PROBLEM REQUIREMENTS: Check each line of the data below for the word "flag", then extract the ones that have it.
══════
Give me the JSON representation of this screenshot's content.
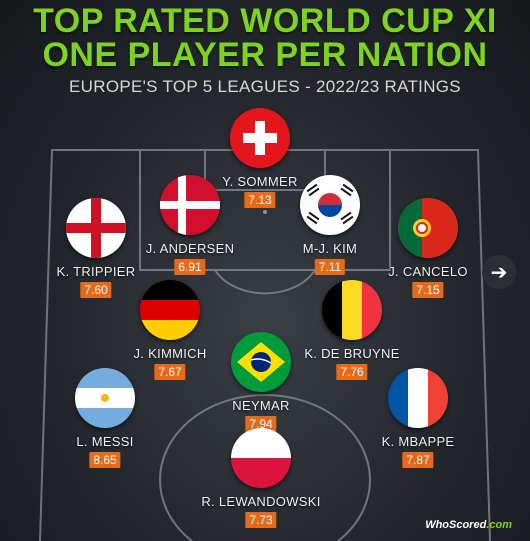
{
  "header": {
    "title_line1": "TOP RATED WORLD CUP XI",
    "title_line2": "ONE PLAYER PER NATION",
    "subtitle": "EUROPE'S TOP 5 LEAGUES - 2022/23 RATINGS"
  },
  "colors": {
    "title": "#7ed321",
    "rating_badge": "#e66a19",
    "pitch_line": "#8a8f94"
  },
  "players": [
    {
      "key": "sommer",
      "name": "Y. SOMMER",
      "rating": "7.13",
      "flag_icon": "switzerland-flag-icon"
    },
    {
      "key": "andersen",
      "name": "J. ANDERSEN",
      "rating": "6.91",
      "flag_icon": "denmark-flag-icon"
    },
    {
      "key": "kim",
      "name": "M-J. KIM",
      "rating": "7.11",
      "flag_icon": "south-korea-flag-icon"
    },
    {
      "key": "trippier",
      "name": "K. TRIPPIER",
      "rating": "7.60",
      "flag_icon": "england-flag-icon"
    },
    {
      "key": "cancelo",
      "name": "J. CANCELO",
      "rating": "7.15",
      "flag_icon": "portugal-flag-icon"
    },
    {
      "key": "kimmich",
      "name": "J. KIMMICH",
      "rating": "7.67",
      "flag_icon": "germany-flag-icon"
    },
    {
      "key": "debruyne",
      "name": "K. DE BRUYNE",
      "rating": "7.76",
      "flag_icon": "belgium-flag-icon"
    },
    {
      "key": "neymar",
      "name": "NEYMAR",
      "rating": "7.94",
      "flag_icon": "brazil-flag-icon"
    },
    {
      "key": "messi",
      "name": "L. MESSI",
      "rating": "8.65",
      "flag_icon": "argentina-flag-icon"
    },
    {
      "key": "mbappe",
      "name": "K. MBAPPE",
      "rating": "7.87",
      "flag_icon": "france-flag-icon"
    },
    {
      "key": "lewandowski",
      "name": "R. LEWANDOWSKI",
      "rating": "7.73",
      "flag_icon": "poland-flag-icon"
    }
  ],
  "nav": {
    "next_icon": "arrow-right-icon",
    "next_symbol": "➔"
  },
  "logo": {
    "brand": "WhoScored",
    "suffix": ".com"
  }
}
══════
RESULT:
      "flag_icon": "switzerland-flag-icon"
      "flag_icon": "denmark-flag-icon"
      "flag_icon": "south-korea-flag-icon"
      "flag_icon": "england-flag-icon"
      "flag_icon": "portugal-flag-icon"
      "flag_icon": "germany-flag-icon"
      "flag_icon": "belgium-flag-icon"
      "flag_icon": "brazil-flag-icon"
      "flag_icon": "argentina-flag-icon"
      "flag_icon": "france-flag-icon"
      "flag_icon": "poland-flag-icon"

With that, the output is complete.